Recorded data:
* BEGIN *

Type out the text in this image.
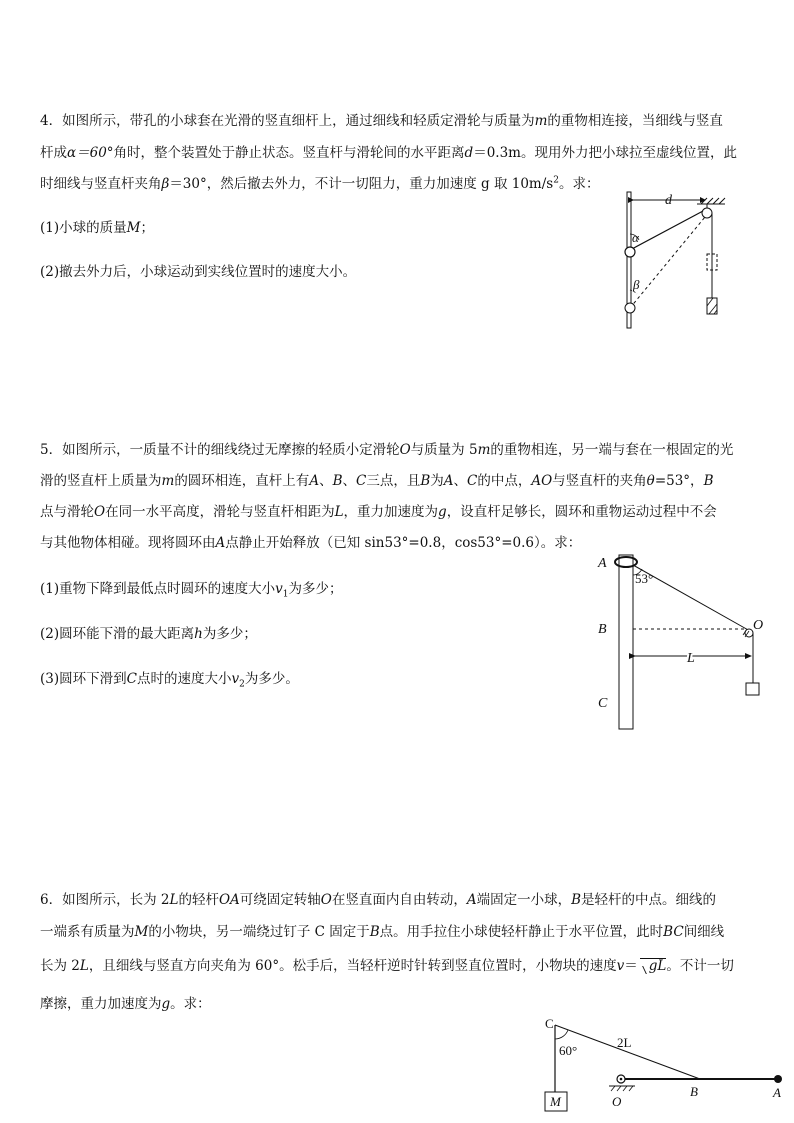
4．如图所示，带孔的小球套在光滑的竖直细杆上，通过细线和轻质定滑轮与质量为m的重物相连接，当细线与竖直

杆成α＝60°角时，整个装置处于静止状态。竖直杆与滑轮间的水平距离d＝0.3m。现用外力把小球拉至虚线位置，此

时细线与竖直杆夹角β＝30°，然后撤去外力，不计一切阻力，重力加速度 g 取 $10m/s^2$。求：

(1)小球的质量M；

(2)撤去外力后，小球运动到实线位置时的速度大小。

d
α
β

5．如图所示，一质量不计的细线绕过无摩擦的轻质小定滑轮O与质量为 5m的重物相连，另一端与套在一根固定的光

滑的竖直杆上质量为m的圆环相连，直杆上有A、B、C三点，且B为A、C的中点，AO与竖直杆的夹角θ=53°，B

点与滑轮O在同一水平高度，滑轮与竖直杆相距为L，重力加速度为g，设直杆足够长，圆环和重物运动过程中不会

与其他物体相碰。现将圆环由A点静止开始释放（已知 sin53°=0.8，cos53°=0.6）。求：

(1)重物下降到最低点时圆环的速度大小$v_1$为多少；

(2)圆环能下滑的最大距离h为多少；

(3)圆环下滑到C点时的速度大小$v_2$为多少。

A
53°
B	O
L
C

6．如图所示，长为 2L的轻杆OA可绕固定转轴O在竖直面内自由转动，A端固定一小球，B是轻杆的中点。细线的

一端系有质量为M的小物块，另一端绕过钉子 C 固定于B点。用手拉住小球使轻杆静止于水平位置，此时BC间细线

长为 2L，且细线与竖直方向夹角为 60°。松手后，当轻杆逆时针转到竖直位置时，小物块的速度v＝ gL。不计一切

摩擦，重力加速度为g。求：

M
60°
C
2L
O
B	A
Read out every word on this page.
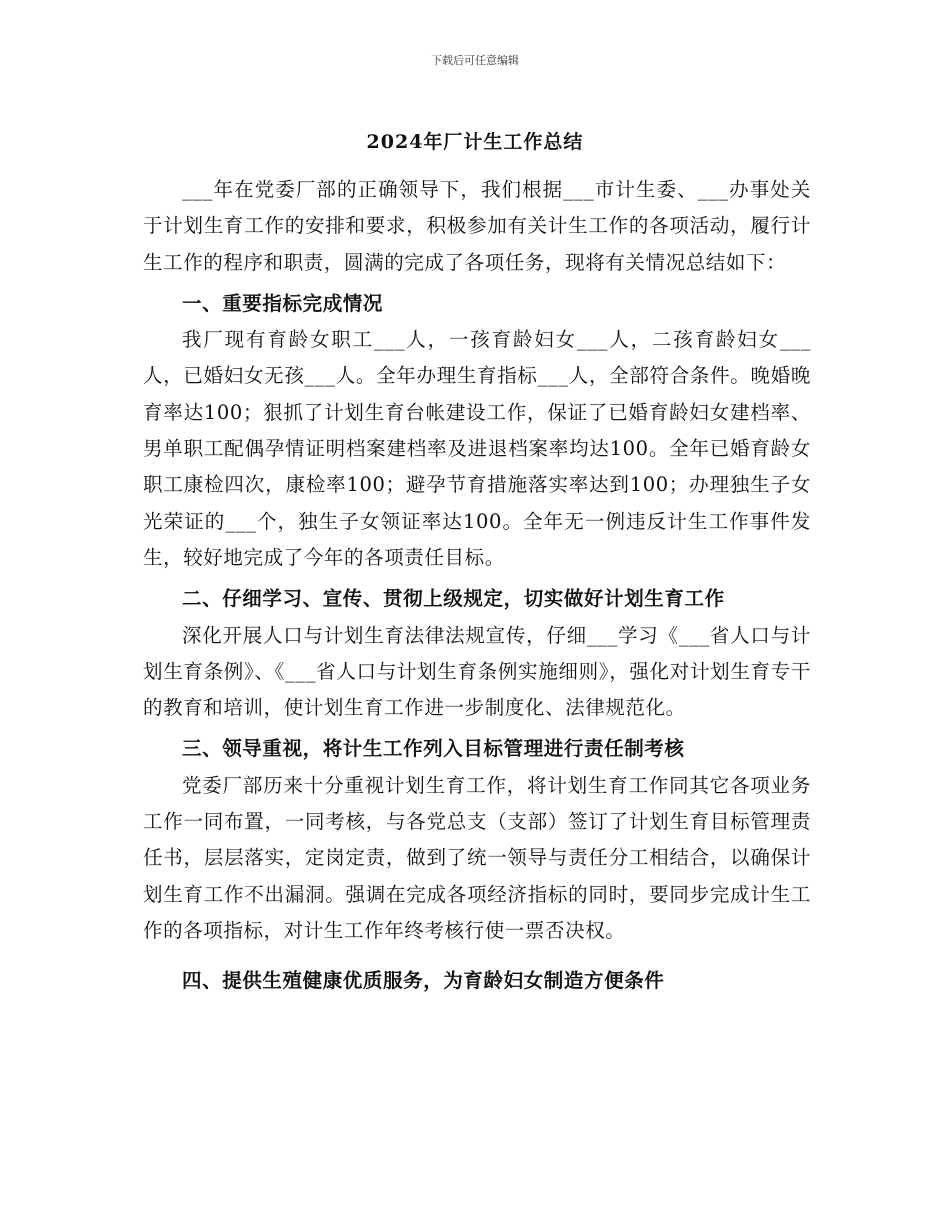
下载后可任意编辑
2024年厂计生工作总结

___年在党委厂部的正确领导下，我们根据___市计生委、___办事处关于计划生育工作的安排和要求，积极参加有关计生工作的各项活动，履行计生工作的程序和职责，圆满的完成了各项任务，现将有关情况总结如下：

一、重要指标完成情况

我厂现有育龄女职工___人，一孩育龄妇女___人，二孩育龄妇女___人，已婚妇女无孩___人。全年办理生育指标___人，全部符合条件。晚婚晚育率达100；狠抓了计划生育台帐建设工作，保证了已婚育龄妇女建档率、男单职工配偶孕情证明档案建档率及进退档案率均达100。全年已婚育龄女职工康检四次，康检率100；避孕节育措施落实率达到100；办理独生子女光荣证的___个，独生子女领证率达100。全年无一例违反计生工作事件发生，较好地完成了今年的各项责任目标。

二、仔细学习、宣传、贯彻上级规定，切实做好计划生育工作

深化开展人口与计划生育法律法规宣传，仔细___学习《___省人口与计划生育条例》、《___省人口与计划生育条例实施细则》，强化对计划生育专干的教育和培训，使计划生育工作进一步制度化、法律规范化。

三、领导重视，将计生工作列入目标管理进行责任制考核

党委厂部历来十分重视计划生育工作，将计划生育工作同其它各项业务工作一同布置，一同考核，与各党总支（支部）签订了计划生育目标管理责任书，层层落实，定岗定责，做到了统一领导与责任分工相结合，以确保计划生育工作不出漏洞。强调在完成各项经济指标的同时，要同步完成计生工作的各项指标，对计生工作年终考核行使一票否决权。

四、提供生殖健康优质服务，为育龄妇女制造方便条件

* END *

TO DO: Return the listing above word for word, with the pictures removed.

ANSWER TO THE TASK:
Type out the text in this image.
4．如图所示，带孔的小球套在光滑的竖直细杆上，通过细线和轻质定滑轮与质量为m的重物相连接，当细线与竖直

杆成α＝60°角时，整个装置处于静止状态。竖直杆与滑轮间的水平距离d＝0.3m。现用外力把小球拉至虚线位置，此

时细线与竖直杆夹角β＝30°，然后撤去外力，不计一切阻力，重力加速度 g 取 $10m/s^2$。求：

(1)小球的质量M；

(2)撤去外力后，小球运动到实线位置时的速度大小。

d
α
β

5．如图所示，一质量不计的细线绕过无摩擦的轻质小定滑轮O与质量为 5m的重物相连，另一端与套在一根固定的光

滑的竖直杆上质量为m的圆环相连，直杆上有A、B、C三点，且B为A、C的中点，AO与竖直杆的夹角θ=53°，B

点与滑轮O在同一水平高度，滑轮与竖直杆相距为L，重力加速度为g，设直杆足够长，圆环和重物运动过程中不会

与其他物体相碰。现将圆环由A点静止开始释放（已知 sin53°=0.8，cos53°=0.6）。求：

(1)重物下降到最低点时圆环的速度大小$v_1$为多少；

(2)圆环能下滑的最大距离h为多少；

(3)圆环下滑到C点时的速度大小$v_2$为多少。

A
53°
B	O
L
C

6．如图所示，长为 2L的轻杆OA可绕固定转轴O在竖直面内自由转动，A端固定一小球，B是轻杆的中点。细线的

一端系有质量为M的小物块，另一端绕过钉子 C 固定于B点。用手拉住小球使轻杆静止于水平位置，此时BC间细线

长为 2L，且细线与竖直方向夹角为 60°。松手后，当轻杆逆时针转到竖直位置时，小物块的速度v＝ gL。不计一切

摩擦，重力加速度为g。求：

M
60°
C
2L
O
B	A
Read out every word on this page.
下载后可任意编辑
2024年厂计生工作总结

___年在党委厂部的正确领导下，我们根据___市计生委、___办事处关于计划生育工作的安排和要求，积极参加有关计生工作的各项活动，履行计生工作的程序和职责，圆满的完成了各项任务，现将有关情况总结如下：

一、重要指标完成情况

我厂现有育龄女职工___人，一孩育龄妇女___人，二孩育龄妇女___人，已婚妇女无孩___人。全年办理生育指标___人，全部符合条件。晚婚晚育率达100；狠抓了计划生育台帐建设工作，保证了已婚育龄妇女建档率、男单职工配偶孕情证明档案建档率及进退档案率均达100。全年已婚育龄女职工康检四次，康检率100；避孕节育措施落实率达到100；办理独生子女光荣证的___个，独生子女领证率达100。全年无一例违反计生工作事件发生，较好地完成了今年的各项责任目标。

二、仔细学习、宣传、贯彻上级规定，切实做好计划生育工作

深化开展人口与计划生育法律法规宣传，仔细___学习《___省人口与计划生育条例》、《___省人口与计划生育条例实施细则》，强化对计划生育专干的教育和培训，使计划生育工作进一步制度化、法律规范化。

三、领导重视，将计生工作列入目标管理进行责任制考核

党委厂部历来十分重视计划生育工作，将计划生育工作同其它各项业务工作一同布置，一同考核，与各党总支（支部）签订了计划生育目标管理责任书，层层落实，定岗定责，做到了统一领导与责任分工相结合，以确保计划生育工作不出漏洞。强调在完成各项经济指标的同时，要同步完成计生工作的各项指标，对计生工作年终考核行使一票否决权。

四、提供生殖健康优质服务，为育龄妇女制造方便条件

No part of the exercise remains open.